— Begin —
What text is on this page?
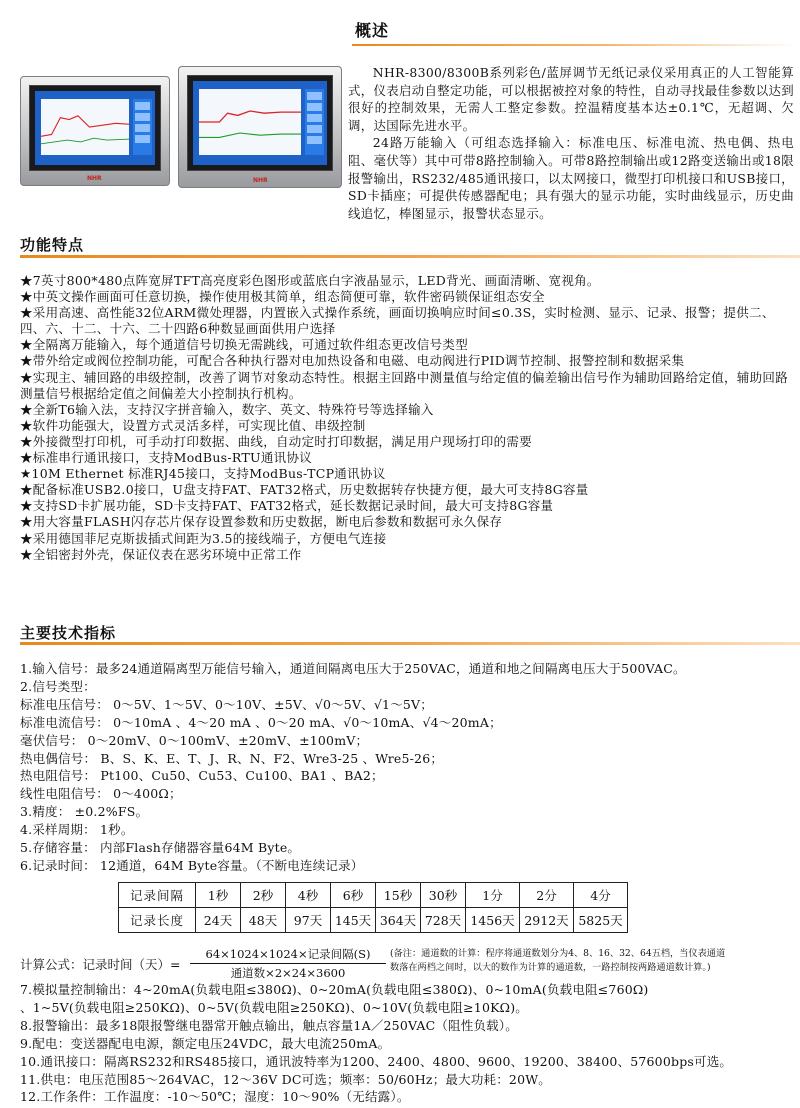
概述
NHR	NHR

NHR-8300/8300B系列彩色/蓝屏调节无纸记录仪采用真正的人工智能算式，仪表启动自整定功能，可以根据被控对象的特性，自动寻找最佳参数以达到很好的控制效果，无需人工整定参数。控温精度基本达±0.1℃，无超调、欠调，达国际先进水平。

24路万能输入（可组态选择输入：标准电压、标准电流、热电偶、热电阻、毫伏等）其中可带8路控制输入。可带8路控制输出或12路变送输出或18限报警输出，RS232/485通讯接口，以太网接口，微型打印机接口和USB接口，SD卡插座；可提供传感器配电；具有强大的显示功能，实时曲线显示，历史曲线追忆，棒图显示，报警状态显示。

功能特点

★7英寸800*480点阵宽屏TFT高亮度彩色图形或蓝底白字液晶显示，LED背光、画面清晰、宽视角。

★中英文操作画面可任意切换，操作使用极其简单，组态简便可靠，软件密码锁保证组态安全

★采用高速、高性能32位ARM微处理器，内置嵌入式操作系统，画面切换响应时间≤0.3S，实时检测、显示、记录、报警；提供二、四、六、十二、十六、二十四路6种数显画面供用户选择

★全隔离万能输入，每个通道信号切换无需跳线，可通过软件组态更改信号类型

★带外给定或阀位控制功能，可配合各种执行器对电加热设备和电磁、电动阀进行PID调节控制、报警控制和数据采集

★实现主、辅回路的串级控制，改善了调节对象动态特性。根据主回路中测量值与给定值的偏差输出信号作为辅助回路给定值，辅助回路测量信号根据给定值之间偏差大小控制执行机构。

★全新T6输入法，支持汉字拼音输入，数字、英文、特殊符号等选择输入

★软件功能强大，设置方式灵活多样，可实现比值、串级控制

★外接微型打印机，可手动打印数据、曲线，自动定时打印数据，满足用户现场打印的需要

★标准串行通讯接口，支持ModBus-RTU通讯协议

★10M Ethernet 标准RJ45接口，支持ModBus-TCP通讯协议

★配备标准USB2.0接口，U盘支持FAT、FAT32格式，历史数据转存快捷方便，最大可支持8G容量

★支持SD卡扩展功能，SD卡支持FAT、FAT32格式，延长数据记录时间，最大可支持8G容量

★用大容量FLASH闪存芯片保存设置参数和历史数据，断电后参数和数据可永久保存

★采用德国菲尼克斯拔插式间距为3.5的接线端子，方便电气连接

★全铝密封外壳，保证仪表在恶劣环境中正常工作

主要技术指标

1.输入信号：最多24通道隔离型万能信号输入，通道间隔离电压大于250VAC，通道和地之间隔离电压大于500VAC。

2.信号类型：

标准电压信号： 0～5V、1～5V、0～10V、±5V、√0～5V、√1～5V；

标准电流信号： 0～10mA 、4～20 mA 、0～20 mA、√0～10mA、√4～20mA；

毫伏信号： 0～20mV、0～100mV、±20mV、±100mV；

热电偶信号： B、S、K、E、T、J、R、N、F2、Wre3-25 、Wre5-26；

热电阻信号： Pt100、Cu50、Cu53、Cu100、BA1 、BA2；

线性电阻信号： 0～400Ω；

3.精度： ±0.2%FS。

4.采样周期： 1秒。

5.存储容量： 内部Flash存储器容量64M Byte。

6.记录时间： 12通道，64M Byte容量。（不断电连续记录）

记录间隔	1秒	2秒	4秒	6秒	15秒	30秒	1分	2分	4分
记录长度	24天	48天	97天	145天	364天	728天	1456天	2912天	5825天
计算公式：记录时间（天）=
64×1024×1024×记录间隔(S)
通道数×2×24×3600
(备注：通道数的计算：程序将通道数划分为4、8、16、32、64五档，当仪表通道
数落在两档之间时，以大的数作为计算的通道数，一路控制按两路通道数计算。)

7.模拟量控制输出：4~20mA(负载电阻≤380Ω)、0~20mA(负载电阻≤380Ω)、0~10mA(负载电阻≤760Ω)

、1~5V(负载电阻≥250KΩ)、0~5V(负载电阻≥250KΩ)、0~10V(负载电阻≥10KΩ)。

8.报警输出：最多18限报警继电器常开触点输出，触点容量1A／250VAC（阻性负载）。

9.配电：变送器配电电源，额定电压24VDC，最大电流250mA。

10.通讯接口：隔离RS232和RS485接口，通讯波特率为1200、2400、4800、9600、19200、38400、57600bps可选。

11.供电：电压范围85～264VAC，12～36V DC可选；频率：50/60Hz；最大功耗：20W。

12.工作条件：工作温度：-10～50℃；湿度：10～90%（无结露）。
— End —
— Begin —
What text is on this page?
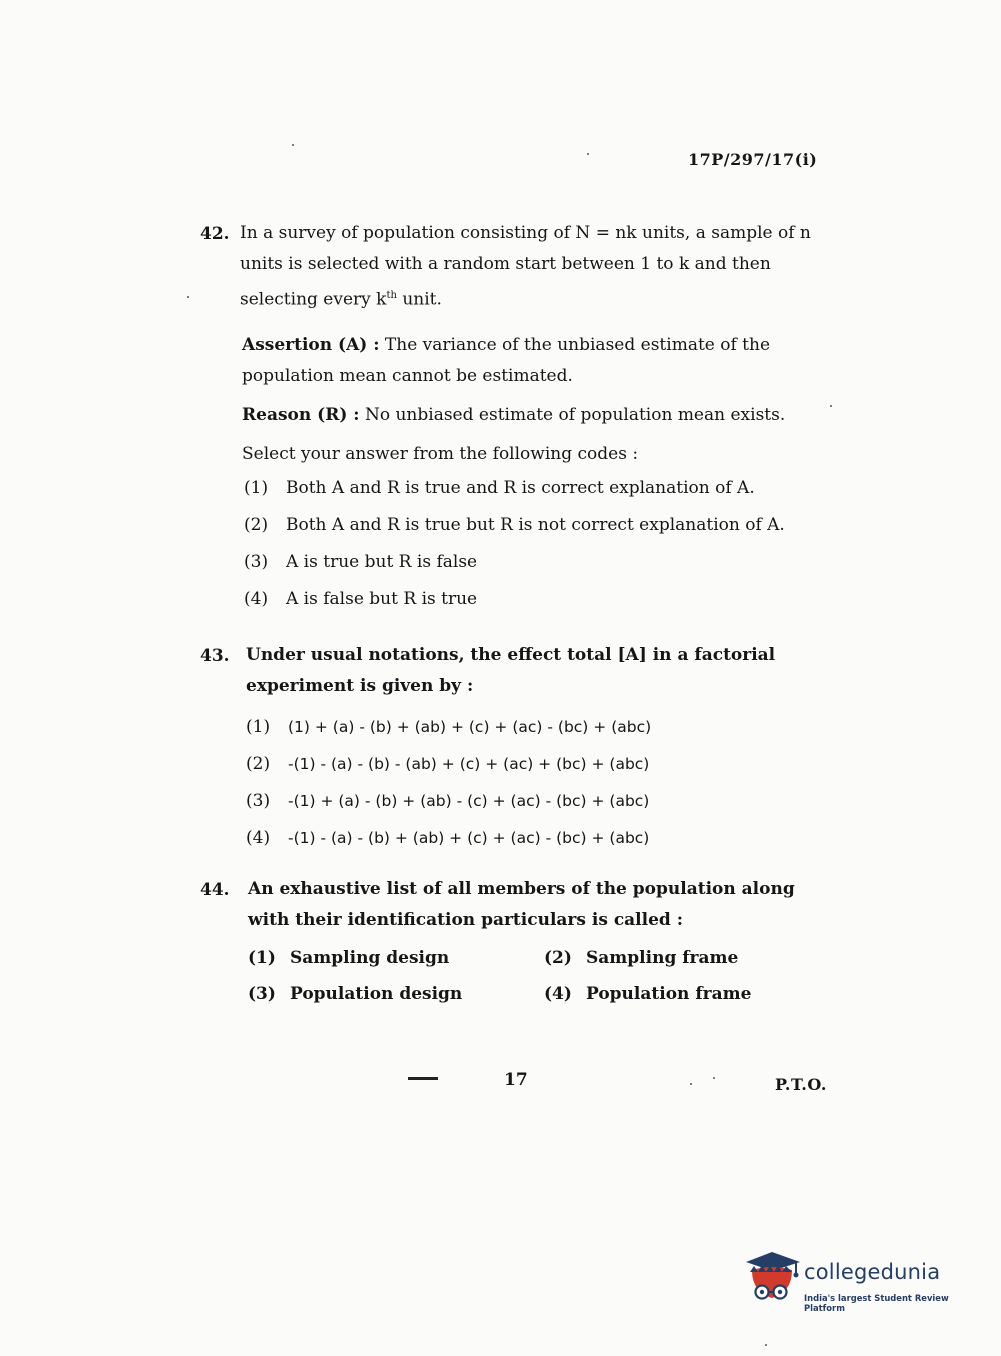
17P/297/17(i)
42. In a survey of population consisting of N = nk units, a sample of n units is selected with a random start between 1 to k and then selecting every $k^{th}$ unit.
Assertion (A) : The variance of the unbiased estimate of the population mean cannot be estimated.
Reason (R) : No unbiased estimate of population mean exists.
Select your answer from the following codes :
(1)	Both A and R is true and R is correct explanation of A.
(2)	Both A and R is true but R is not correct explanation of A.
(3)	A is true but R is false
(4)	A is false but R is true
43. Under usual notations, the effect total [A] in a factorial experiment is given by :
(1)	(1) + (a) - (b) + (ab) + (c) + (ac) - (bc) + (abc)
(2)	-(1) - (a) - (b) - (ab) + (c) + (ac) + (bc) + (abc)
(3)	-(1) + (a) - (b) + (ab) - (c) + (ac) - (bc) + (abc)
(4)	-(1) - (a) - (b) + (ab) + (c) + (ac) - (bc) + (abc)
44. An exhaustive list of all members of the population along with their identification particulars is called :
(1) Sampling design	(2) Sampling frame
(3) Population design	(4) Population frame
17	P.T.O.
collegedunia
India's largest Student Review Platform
— End —
— Begin —
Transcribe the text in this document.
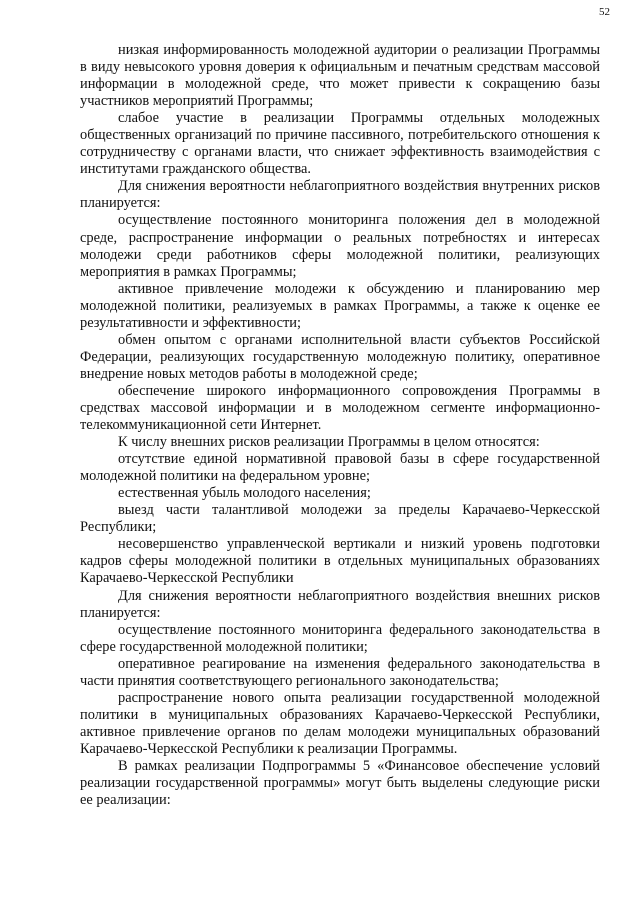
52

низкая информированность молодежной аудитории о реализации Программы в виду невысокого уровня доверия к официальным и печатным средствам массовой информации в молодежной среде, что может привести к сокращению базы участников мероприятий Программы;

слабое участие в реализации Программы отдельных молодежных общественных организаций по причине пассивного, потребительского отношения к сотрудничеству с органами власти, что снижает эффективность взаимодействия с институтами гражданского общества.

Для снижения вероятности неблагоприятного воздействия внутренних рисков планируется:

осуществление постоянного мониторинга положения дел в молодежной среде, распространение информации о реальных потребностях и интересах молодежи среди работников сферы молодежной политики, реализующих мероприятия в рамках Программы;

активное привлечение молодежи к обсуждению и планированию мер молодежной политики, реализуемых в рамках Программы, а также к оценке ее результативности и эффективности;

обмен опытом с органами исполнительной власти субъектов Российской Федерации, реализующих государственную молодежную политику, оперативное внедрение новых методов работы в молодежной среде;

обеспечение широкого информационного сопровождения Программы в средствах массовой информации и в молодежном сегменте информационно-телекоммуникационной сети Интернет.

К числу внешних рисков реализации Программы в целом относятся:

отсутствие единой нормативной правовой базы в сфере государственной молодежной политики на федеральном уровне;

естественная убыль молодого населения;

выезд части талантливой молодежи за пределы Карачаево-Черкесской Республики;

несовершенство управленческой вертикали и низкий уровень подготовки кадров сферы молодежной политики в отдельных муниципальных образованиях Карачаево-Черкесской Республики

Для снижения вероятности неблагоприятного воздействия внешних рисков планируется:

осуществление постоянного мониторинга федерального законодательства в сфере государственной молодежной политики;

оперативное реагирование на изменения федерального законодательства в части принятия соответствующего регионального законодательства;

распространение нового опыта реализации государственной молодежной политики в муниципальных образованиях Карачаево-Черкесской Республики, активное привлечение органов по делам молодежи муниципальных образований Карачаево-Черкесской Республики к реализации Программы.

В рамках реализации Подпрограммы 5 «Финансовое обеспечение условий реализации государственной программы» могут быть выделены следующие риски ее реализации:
— End —
WHAT YOU ARE ASKED TO DO »
From the entries above, return each line with the word "федерального" in it.

FINAL ANSWER »
осуществление постоянного мониторинга федерального законодательства в сфере государственной молодежной политики;
оперативное реагирование на изменения федерального законодательства в части принятия соответствующего регионального законодательства;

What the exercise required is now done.